» Given problem: Set each entry down verbatim, omitting images.

» Dataset excerpts:
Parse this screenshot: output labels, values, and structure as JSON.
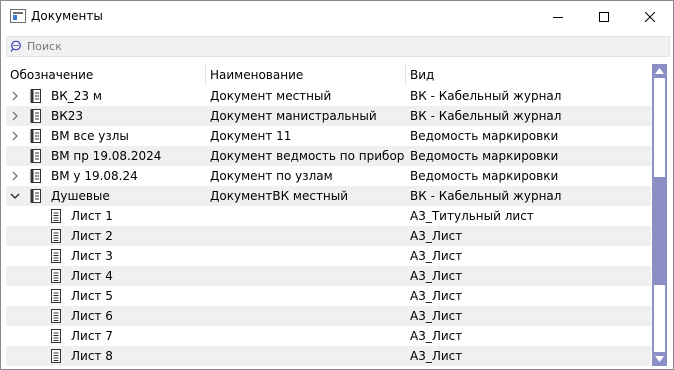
{
  "window": {
    "title": "Документы"
  },
  "search": {
    "placeholder": "Поиск",
    "value": ""
  },
  "columns": [
    {
      "label": "Обозначение"
    },
    {
      "label": "Наименование"
    },
    {
      "label": "Вид"
    }
  ],
  "rows": [
    {
      "designation": "ВК_23 м",
      "name": "Документ местный",
      "kind": "ВК - Кабельный журнал",
      "expander": "collapsed",
      "indent": 0
    },
    {
      "designation": "ВК23",
      "name": "Документ манистральный",
      "kind": "ВК - Кабельный журнал",
      "expander": "collapsed",
      "indent": 0
    },
    {
      "designation": "ВМ все узлы",
      "name": "Документ 11",
      "kind": "Ведомость маркировки",
      "expander": "collapsed",
      "indent": 0
    },
    {
      "designation": "ВМ пр 19.08.2024",
      "name": "Документ ведмость по приборам",
      "kind": "Ведомость маркировки",
      "expander": "none",
      "indent": 0
    },
    {
      "designation": "ВМ у 19.08.24",
      "name": "Документ по узлам",
      "kind": "Ведомость маркировки",
      "expander": "collapsed",
      "indent": 0
    },
    {
      "designation": "Душевые",
      "name": "ДокументВК местный",
      "kind": "ВК - Кабельный журнал",
      "expander": "expanded",
      "indent": 0
    },
    {
      "designation": "Лист 1",
      "name": "",
      "kind": "А3_Титульный лист",
      "expander": "none",
      "indent": 1
    },
    {
      "designation": "Лист 2",
      "name": "",
      "kind": "А3_Лист",
      "expander": "none",
      "indent": 1
    },
    {
      "designation": "Лист 3",
      "name": "",
      "kind": "А3_Лист",
      "expander": "none",
      "indent": 1
    },
    {
      "designation": "Лист 4",
      "name": "",
      "kind": "А3_Лист",
      "expander": "none",
      "indent": 1
    },
    {
      "designation": "Лист 5",
      "name": "",
      "kind": "А3_Лист",
      "expander": "none",
      "indent": 1
    },
    {
      "designation": "Лист 6",
      "name": "",
      "kind": "А3_Лист",
      "expander": "none",
      "indent": 1
    },
    {
      "designation": "Лист 7",
      "name": "",
      "kind": "А3_Лист",
      "expander": "none",
      "indent": 1
    },
    {
      "designation": "Лист 8",
      "name": "",
      "kind": "А3_Лист",
      "expander": "none",
      "indent": 1
    }
  ],
  "colors": {
    "scrollbar": "#8c8fc6",
    "alt_row": "#f0f0f0"
  }
}
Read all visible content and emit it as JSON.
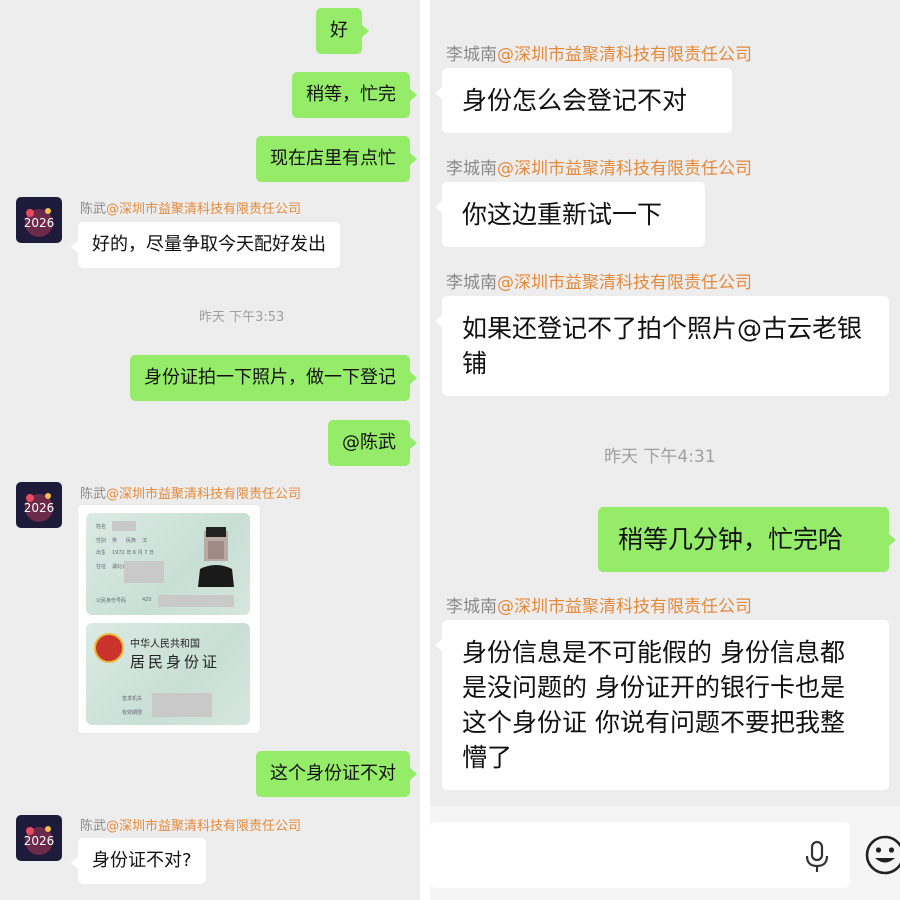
{
  "left_panel": {
    "messages": [
      {
        "type": "out",
        "text": "好"
      },
      {
        "type": "out",
        "text": "稍等，忙完"
      },
      {
        "type": "out",
        "text": "现在店里有点忙"
      },
      {
        "type": "in",
        "sender": "陈武",
        "org": "@深圳市益聚清科技有限责任公司",
        "text": "好的，尽量争取今天配好发出"
      },
      {
        "type": "time",
        "text": "昨天 下午3:53"
      },
      {
        "type": "out",
        "text": "身份证拍一下照片，做一下登记"
      },
      {
        "type": "out",
        "text": "@陈武"
      },
      {
        "type": "in_image",
        "sender": "陈武",
        "org": "@深圳市益聚清科技有限责任公司"
      },
      {
        "type": "out",
        "text": "这个身份证不对"
      },
      {
        "type": "in",
        "sender": "陈武",
        "org": "@深圳市益聚清科技有限责任公司",
        "text": "身份证不对?"
      }
    ],
    "id_card": {
      "front_labels": [
        "姓名",
        "性别",
        "出生",
        "住址",
        "公民身份号码"
      ],
      "sex_value": "男",
      "ethnicity_label": "民族",
      "ethnicity_value": "汉",
      "birth_value": "1972 年 6 月 7 日",
      "address_value": "湖北省1",
      "id_prefix": "420",
      "back_title_1": "中华人民共和国",
      "back_title_2": "居民身份证",
      "back_labels": [
        "签发机关",
        "有效期限"
      ]
    }
  },
  "right_panel": {
    "messages": [
      {
        "type": "in",
        "sender": "李城南",
        "org": "@深圳市益聚清科技有限责任公司",
        "text": "身份怎么会登记不对"
      },
      {
        "type": "in",
        "sender": "李城南",
        "org": "@深圳市益聚清科技有限责任公司",
        "text": "你这边重新试一下"
      },
      {
        "type": "in",
        "sender": "李城南",
        "org": "@深圳市益聚清科技有限责任公司",
        "text": "如果还登记不了拍个照片@古云老银铺"
      },
      {
        "type": "time",
        "text": "昨天 下午4:31"
      },
      {
        "type": "out",
        "text": "稍等几分钟，忙完哈"
      },
      {
        "type": "in",
        "sender": "李城南",
        "org": "@深圳市益聚清科技有限责任公司",
        "text": "身份信息是不可能假的 身份信息都是没问题的 身份证开的银行卡也是这个身份证 你说有问题不要把我整懵了"
      }
    ],
    "input": {
      "placeholder": "",
      "voice_icon": "microphone-icon",
      "emoji_icon": "emoji-icon"
    }
  },
  "colors": {
    "outgoing_bubble": "#95ec69",
    "incoming_bubble": "#ffffff",
    "background": "#ededed",
    "org_text": "#e58a3b",
    "name_text": "#8a8a8a",
    "time_text": "#a0a0a0"
  }
}
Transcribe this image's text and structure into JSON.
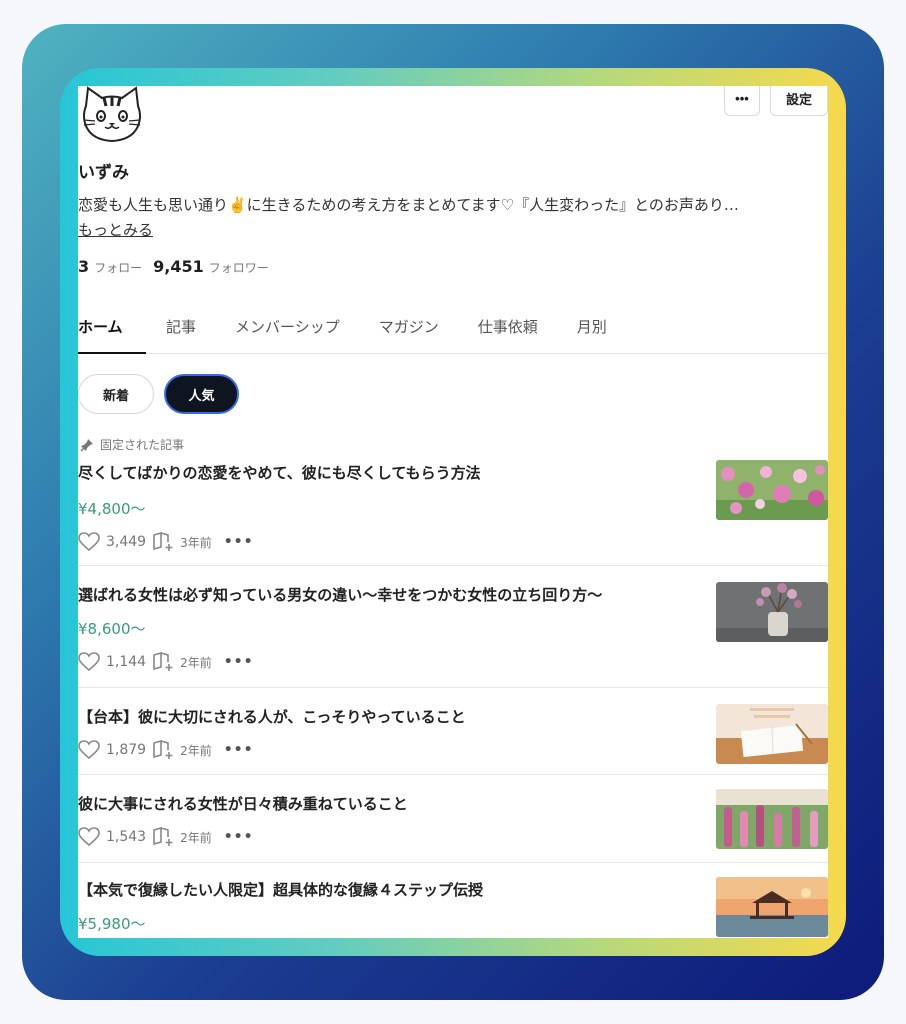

» Correct output:
Parse this screenshot: output labels, values, and structure as JSON.
{
  "window": {
    "title": "Документы"
  },
  "search": {
    "placeholder": "Поиск",
    "value": ""
  },
  "columns": [
    {
      "label": "Обозначение"
    },
    {
      "label": "Наименование"
    },
    {
      "label": "Вид"
    }
  ],
  "rows": [
    {
      "designation": "ВК_23 м",
      "name": "Документ местный",
      "kind": "ВК - Кабельный журнал",
      "expander": "collapsed",
      "indent": 0
    },
    {
      "designation": "ВК23",
      "name": "Документ манистральный",
      "kind": "ВК - Кабельный журнал",
      "expander": "collapsed",
      "indent": 0
    },
    {
      "designation": "ВМ все узлы",
      "name": "Документ 11",
      "kind": "Ведомость маркировки",
      "expander": "collapsed",
      "indent": 0
    },
    {
      "designation": "ВМ пр 19.08.2024",
      "name": "Документ ведмость по приборам",
      "kind": "Ведомость маркировки",
      "expander": "none",
      "indent": 0
    },
    {
      "designation": "ВМ у 19.08.24",
      "name": "Документ по узлам",
      "kind": "Ведомость маркировки",
      "expander": "collapsed",
      "indent": 0
    },
    {
      "designation": "Душевые",
      "name": "ДокументВК местный",
      "kind": "ВК - Кабельный журнал",
      "expander": "expanded",
      "indent": 0
    },
    {
      "designation": "Лист 1",
      "name": "",
      "kind": "А3_Титульный лист",
      "expander": "none",
      "indent": 1
    },
    {
      "designation": "Лист 2",
      "name": "",
      "kind": "А3_Лист",
      "expander": "none",
      "indent": 1
    },
    {
      "designation": "Лист 3",
      "name": "",
      "kind": "А3_Лист",
      "expander": "none",
      "indent": 1
    },
    {
      "designation": "Лист 4",
      "name": "",
      "kind": "А3_Лист",
      "expander": "none",
      "indent": 1
    },
    {
      "designation": "Лист 5",
      "name": "",
      "kind": "А3_Лист",
      "expander": "none",
      "indent": 1
    },
    {
      "designation": "Лист 6",
      "name": "",
      "kind": "А3_Лист",
      "expander": "none",
      "indent": 1
    },
    {
      "designation": "Лист 7",
      "name": "",
      "kind": "А3_Лист",
      "expander": "none",
      "indent": 1
    },
    {
      "designation": "Лист 8",
      "name": "",
      "kind": "А3_Лист",
      "expander": "none",
      "indent": 1
    }
  ],
  "colors": {
    "scrollbar": "#8c8fc6",
    "alt_row": "#f0f0f0"
  }
}
Read all visible content and emit it as JSON.
{
  "left_panel": {
    "messages": [
      {
        "type": "out",
        "text": "好"
      },
      {
        "type": "out",
        "text": "稍等，忙完"
      },
      {
        "type": "out",
        "text": "现在店里有点忙"
      },
      {
        "type": "in",
        "sender": "陈武",
        "org": "@深圳市益聚清科技有限责任公司",
        "text": "好的，尽量争取今天配好发出"
      },
      {
        "type": "time",
        "text": "昨天 下午3:53"
      },
      {
        "type": "out",
        "text": "身份证拍一下照片，做一下登记"
      },
      {
        "type": "out",
        "text": "@陈武"
      },
      {
        "type": "in_image",
        "sender": "陈武",
        "org": "@深圳市益聚清科技有限责任公司"
      },
      {
        "type": "out",
        "text": "这个身份证不对"
      },
      {
        "type": "in",
        "sender": "陈武",
        "org": "@深圳市益聚清科技有限责任公司",
        "text": "身份证不对?"
      }
    ],
    "id_card": {
      "front_labels": [
        "姓名",
        "性别",
        "出生",
        "住址",
        "公民身份号码"
      ],
      "sex_value": "男",
      "ethnicity_label": "民族",
      "ethnicity_value": "汉",
      "birth_value": "1972 年 6 月 7 日",
      "address_value": "湖北省1",
      "id_prefix": "420",
      "back_title_1": "中华人民共和国",
      "back_title_2": "居民身份证",
      "back_labels": [
        "签发机关",
        "有效期限"
      ]
    }
  },
  "right_panel": {
    "messages": [
      {
        "type": "in",
        "sender": "李城南",
        "org": "@深圳市益聚清科技有限责任公司",
        "text": "身份怎么会登记不对"
      },
      {
        "type": "in",
        "sender": "李城南",
        "org": "@深圳市益聚清科技有限责任公司",
        "text": "你这边重新试一下"
      },
      {
        "type": "in",
        "sender": "李城南",
        "org": "@深圳市益聚清科技有限责任公司",
        "text": "如果还登记不了拍个照片@古云老银铺"
      },
      {
        "type": "time",
        "text": "昨天 下午4:31"
      },
      {
        "type": "out",
        "text": "稍等几分钟，忙完哈"
      },
      {
        "type": "in",
        "sender": "李城南",
        "org": "@深圳市益聚清科技有限责任公司",
        "text": "身份信息是不可能假的 身份信息都是没问题的 身份证开的银行卡也是这个身份证 你说有问题不要把我整懵了"
      }
    ],
    "input": {
      "placeholder": "",
      "voice_icon": "microphone-icon",
      "emoji_icon": "emoji-icon"
    }
  },
  "colors": {
    "outgoing_bubble": "#95ec69",
    "incoming_bubble": "#ffffff",
    "background": "#ededed",
    "org_text": "#e58a3b",
    "name_text": "#8a8a8a",
    "time_text": "#a0a0a0"
  }
}
Transcribe this image's text and structure into JSON.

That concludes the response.